GOAL: Rewrite the material, substituting "Drawing dimensions" for every occurrence of "Patent image size" and changing nothing else. Leave the pictures out of the answer.

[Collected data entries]
★ ★ ★ ★

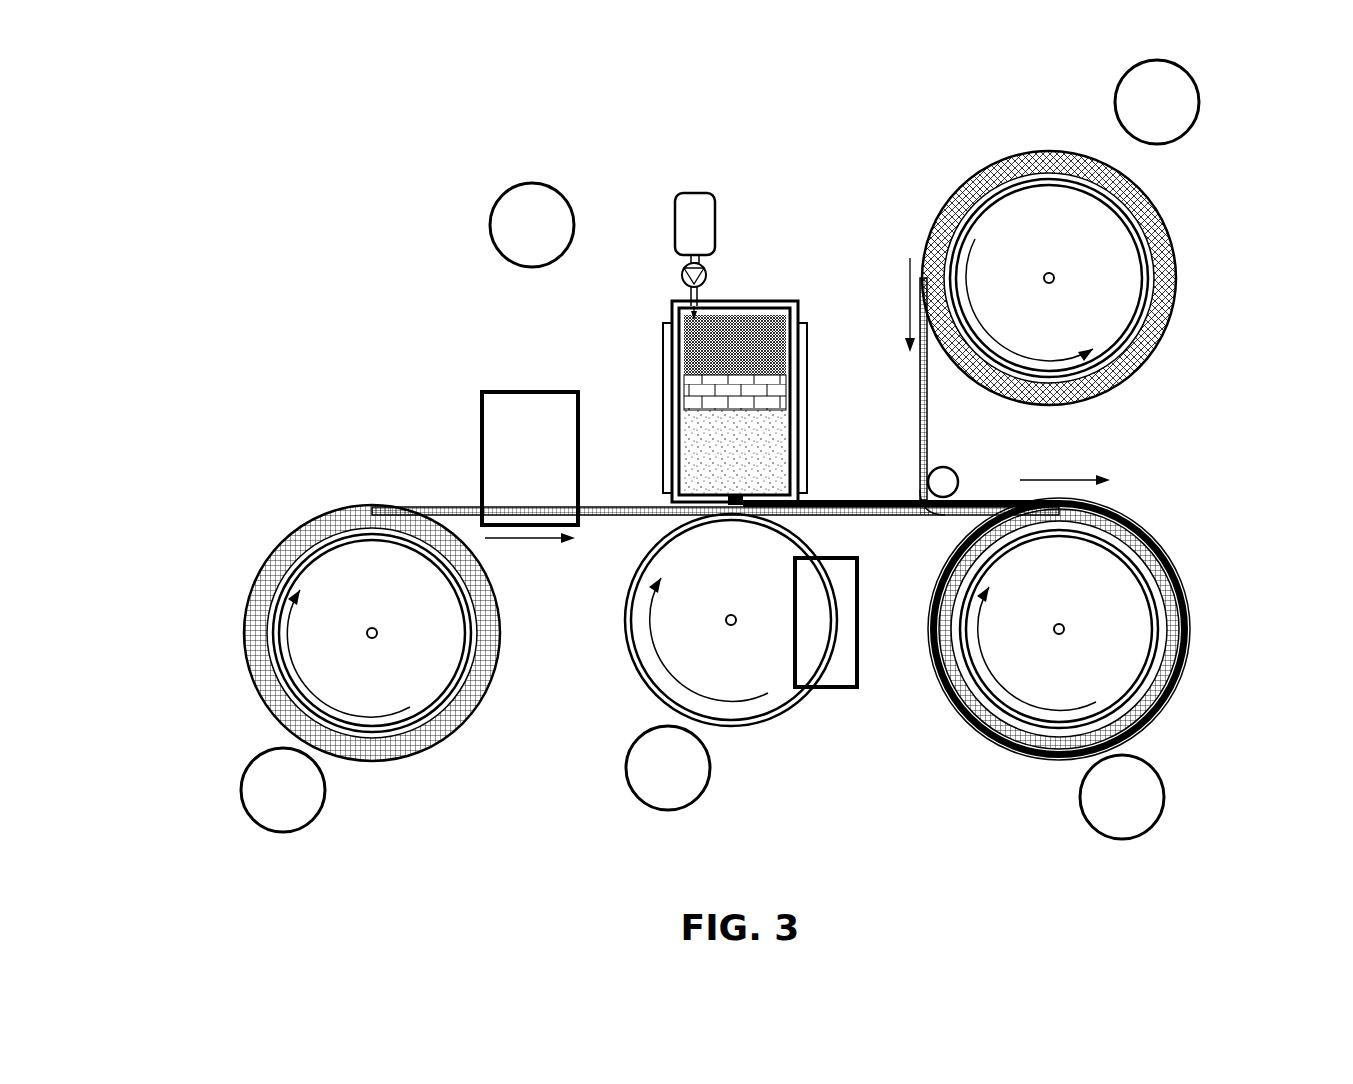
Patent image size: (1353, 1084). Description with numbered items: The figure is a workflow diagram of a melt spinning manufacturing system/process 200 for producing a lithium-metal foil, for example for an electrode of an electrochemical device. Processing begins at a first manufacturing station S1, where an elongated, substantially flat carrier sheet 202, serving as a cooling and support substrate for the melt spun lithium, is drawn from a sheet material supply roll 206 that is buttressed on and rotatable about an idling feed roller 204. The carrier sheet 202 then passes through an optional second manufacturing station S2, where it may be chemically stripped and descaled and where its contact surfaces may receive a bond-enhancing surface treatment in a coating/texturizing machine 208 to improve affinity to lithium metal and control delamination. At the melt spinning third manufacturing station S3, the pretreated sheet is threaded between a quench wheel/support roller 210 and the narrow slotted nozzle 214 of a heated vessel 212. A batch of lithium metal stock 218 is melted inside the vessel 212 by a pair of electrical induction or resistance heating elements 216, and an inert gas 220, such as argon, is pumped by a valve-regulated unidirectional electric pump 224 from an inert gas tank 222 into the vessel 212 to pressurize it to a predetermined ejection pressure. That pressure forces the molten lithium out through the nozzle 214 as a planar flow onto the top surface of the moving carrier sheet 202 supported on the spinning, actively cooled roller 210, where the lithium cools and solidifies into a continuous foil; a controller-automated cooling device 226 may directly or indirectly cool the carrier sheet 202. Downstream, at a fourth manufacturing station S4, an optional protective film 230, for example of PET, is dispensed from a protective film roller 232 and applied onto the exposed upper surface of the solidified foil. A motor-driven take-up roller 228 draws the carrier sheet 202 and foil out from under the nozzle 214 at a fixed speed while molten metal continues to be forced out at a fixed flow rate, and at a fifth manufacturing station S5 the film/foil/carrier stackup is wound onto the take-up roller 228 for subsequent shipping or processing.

The manufacturing system/process 200 is at (270, 126).
The carrier sheet 202 is at (715, 466).
The idling feed roller 204 is at (328, 619).
The sheet material supply roll 206 is at (323, 542).
The coating/texturizing machine 208 is at (498, 392).
The quench wheel/support roller 210 is at (663, 686).
The heated vessel 212 is at (735, 389).
The slotted nozzle 214 is at (728, 500).
The heating elements 216 is at (663, 352).
The lithium metal stock 218 is at (786, 393).
The inert gas 220 is at (688, 316).
The inert gas tank 222 is at (683, 192).
The electric pump 224 is at (682, 273).
The cooling device 226 is at (845, 687).
The take-up roller 228 is at (1145, 537).
The protective film 230 is at (926, 386).
The protective film roller 232 is at (1133, 215).
The first manufacturing station S1 is at (283, 790).
The second manufacturing station S2 is at (532, 225).
The third manufacturing station S3 is at (668, 768).
The fourth manufacturing station S4 is at (1157, 102).
The fifth manufacturing station S5 is at (1122, 797).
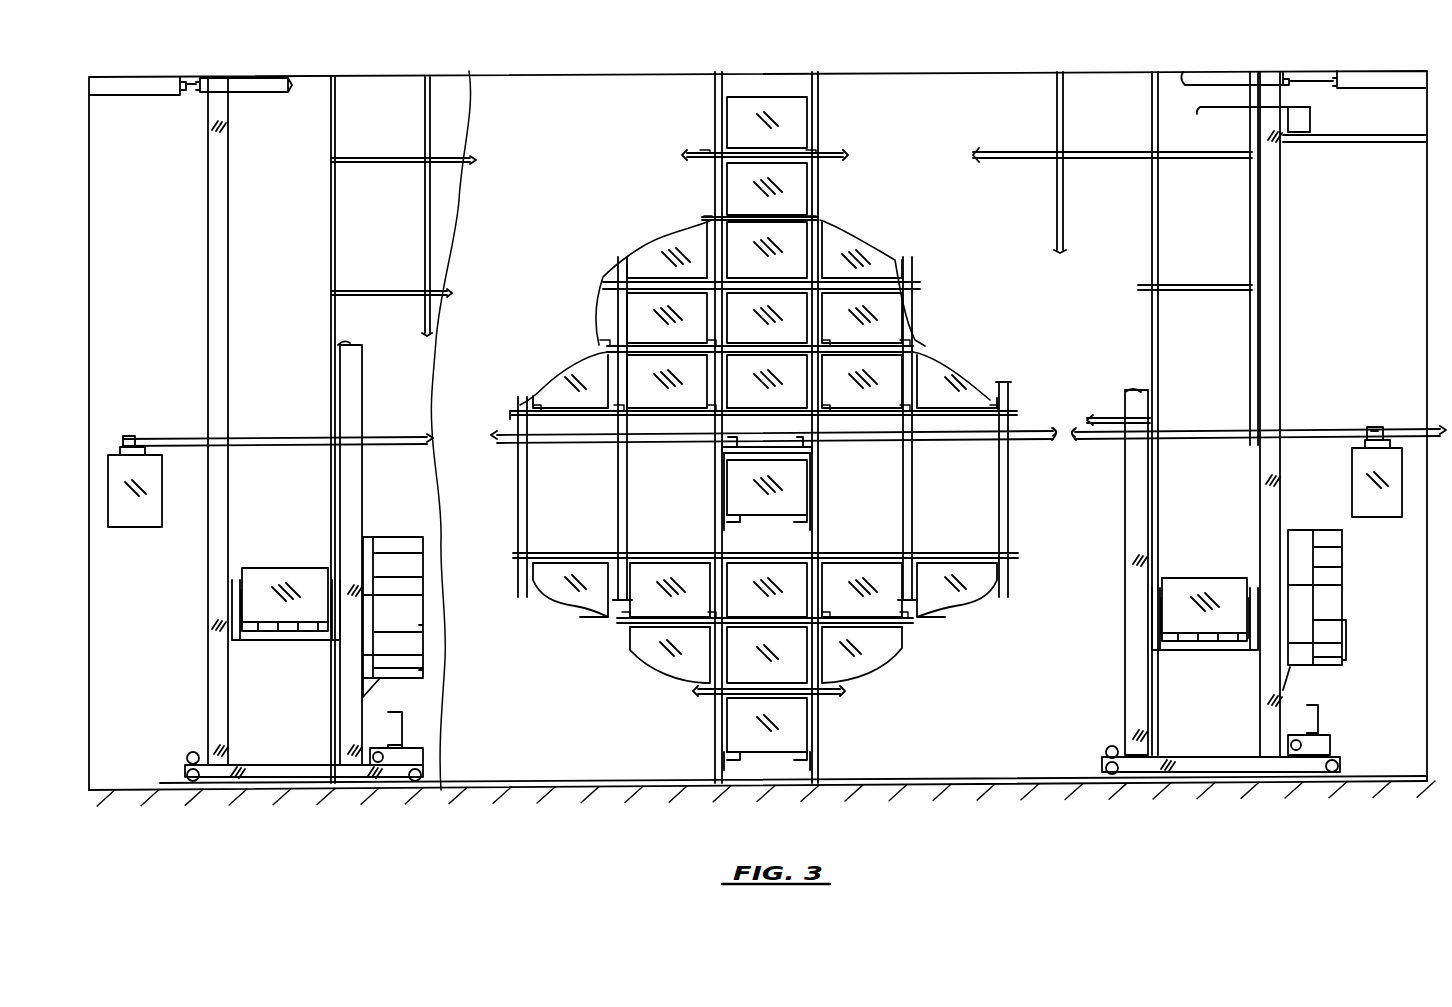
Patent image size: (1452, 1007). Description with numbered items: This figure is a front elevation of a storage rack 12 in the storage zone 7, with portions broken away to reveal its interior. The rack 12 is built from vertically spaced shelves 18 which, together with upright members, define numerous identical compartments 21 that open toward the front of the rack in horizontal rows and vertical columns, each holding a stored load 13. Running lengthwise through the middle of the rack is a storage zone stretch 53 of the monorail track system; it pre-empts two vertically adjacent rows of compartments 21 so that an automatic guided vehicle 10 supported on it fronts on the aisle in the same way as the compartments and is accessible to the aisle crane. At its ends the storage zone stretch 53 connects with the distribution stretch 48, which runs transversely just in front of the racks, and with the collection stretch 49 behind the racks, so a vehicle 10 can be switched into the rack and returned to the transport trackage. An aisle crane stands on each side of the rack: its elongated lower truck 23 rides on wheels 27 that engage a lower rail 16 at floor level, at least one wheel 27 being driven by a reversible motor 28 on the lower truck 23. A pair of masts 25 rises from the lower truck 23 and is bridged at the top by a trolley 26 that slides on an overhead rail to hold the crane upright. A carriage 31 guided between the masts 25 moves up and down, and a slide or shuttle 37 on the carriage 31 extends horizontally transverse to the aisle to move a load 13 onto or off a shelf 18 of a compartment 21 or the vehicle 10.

★ ★ ★ ★

EXERCISE RESPONSE:
Drawing dimensions: (1353, 1084). Description with numbered items: The figure is a workflow diagram of a melt spinning manufacturing system/process 200 for producing a lithium-metal foil, for example for an electrode of an electrochemical device. Processing begins at a first manufacturing station S1, where an elongated, substantially flat carrier sheet 202, serving as a cooling and support substrate for the melt spun lithium, is drawn from a sheet material supply roll 206 that is buttressed on and rotatable about an idling feed roller 204. The carrier sheet 202 then passes through an optional second manufacturing station S2, where it may be chemically stripped and descaled and where its contact surfaces may receive a bond-enhancing surface treatment in a coating/texturizing machine 208 to improve affinity to lithium metal and control delamination. At the melt spinning third manufacturing station S3, the pretreated sheet is threaded between a quench wheel/support roller 210 and the narrow slotted nozzle 214 of a heated vessel 212. A batch of lithium metal stock 218 is melted inside the vessel 212 by a pair of electrical induction or resistance heating elements 216, and an inert gas 220, such as argon, is pumped by a valve-regulated unidirectional electric pump 224 from an inert gas tank 222 into the vessel 212 to pressurize it to a predetermined ejection pressure. That pressure forces the molten lithium out through the nozzle 214 as a planar flow onto the top surface of the moving carrier sheet 202 supported on the spinning, actively cooled roller 210, where the lithium cools and solidifies into a continuous foil; a controller-automated cooling device 226 may directly or indirectly cool the carrier sheet 202. Downstream, at a fourth manufacturing station S4, an optional protective film 230, for example of PET, is dispensed from a protective film roller 232 and applied onto the exposed upper surface of the solidified foil. A motor-driven take-up roller 228 draws the carrier sheet 202 and foil out from under the nozzle 214 at a fixed speed while molten metal continues to be forced out at a fixed flow rate, and at a fifth manufacturing station S5 the film/foil/carrier stackup is wound onto the take-up roller 228 for subsequent shipping or processing.

The manufacturing system/process 200 is at (270, 126).
The carrier sheet 202 is at (715, 466).
The idling feed roller 204 is at (328, 619).
The sheet material supply roll 206 is at (323, 542).
The coating/texturizing machine 208 is at (498, 392).
The quench wheel/support roller 210 is at (663, 686).
The heated vessel 212 is at (735, 389).
The slotted nozzle 214 is at (728, 500).
The heating elements 216 is at (663, 352).
The lithium metal stock 218 is at (786, 393).
The inert gas 220 is at (688, 316).
The inert gas tank 222 is at (683, 192).
The electric pump 224 is at (682, 273).
The cooling device 226 is at (845, 687).
The take-up roller 228 is at (1145, 537).
The protective film 230 is at (926, 386).
The protective film roller 232 is at (1133, 215).
The first manufacturing station S1 is at (283, 790).
The second manufacturing station S2 is at (532, 225).
The third manufacturing station S3 is at (668, 768).
The fourth manufacturing station S4 is at (1157, 102).
The fifth manufacturing station S5 is at (1122, 797).
Drawing dimensions: (1452, 1007). Description with numbered items: This figure is a front elevation of a storage rack 12 in the storage zone 7, with portions broken away to reveal its interior. The rack 12 is built from vertically spaced shelves 18 which, together with upright members, define numerous identical compartments 21 that open toward the front of the rack in horizontal rows and vertical columns, each holding a stored load 13. Running lengthwise through the middle of the rack is a storage zone stretch 53 of the monorail track system; it pre-empts two vertically adjacent rows of compartments 21 so that an automatic guided vehicle 10 supported on it fronts on the aisle in the same way as the compartments and is accessible to the aisle crane. At its ends the storage zone stretch 53 connects with the distribution stretch 48, which runs transversely just in front of the racks, and with the collection stretch 49 behind the racks, so a vehicle 10 can be switched into the rack and returned to the transport trackage. An aisle crane stands on each side of the rack: its elongated lower truck 23 rides on wheels 27 that engage a lower rail 16 at floor level, at least one wheel 27 being driven by a reversible motor 28 on the lower truck 23. A pair of masts 25 rises from the lower truck 23 and is bridged at the top by a trolley 26 that slides on an overhead rail to hold the crane upright. A carriage 31 guided between the masts 25 moves up and down, and a slide or shuttle 37 on the carriage 31 extends horizontally transverse to the aisle to move a load 13 onto or off a shelf 18 of a compartment 21 or the vehicle 10.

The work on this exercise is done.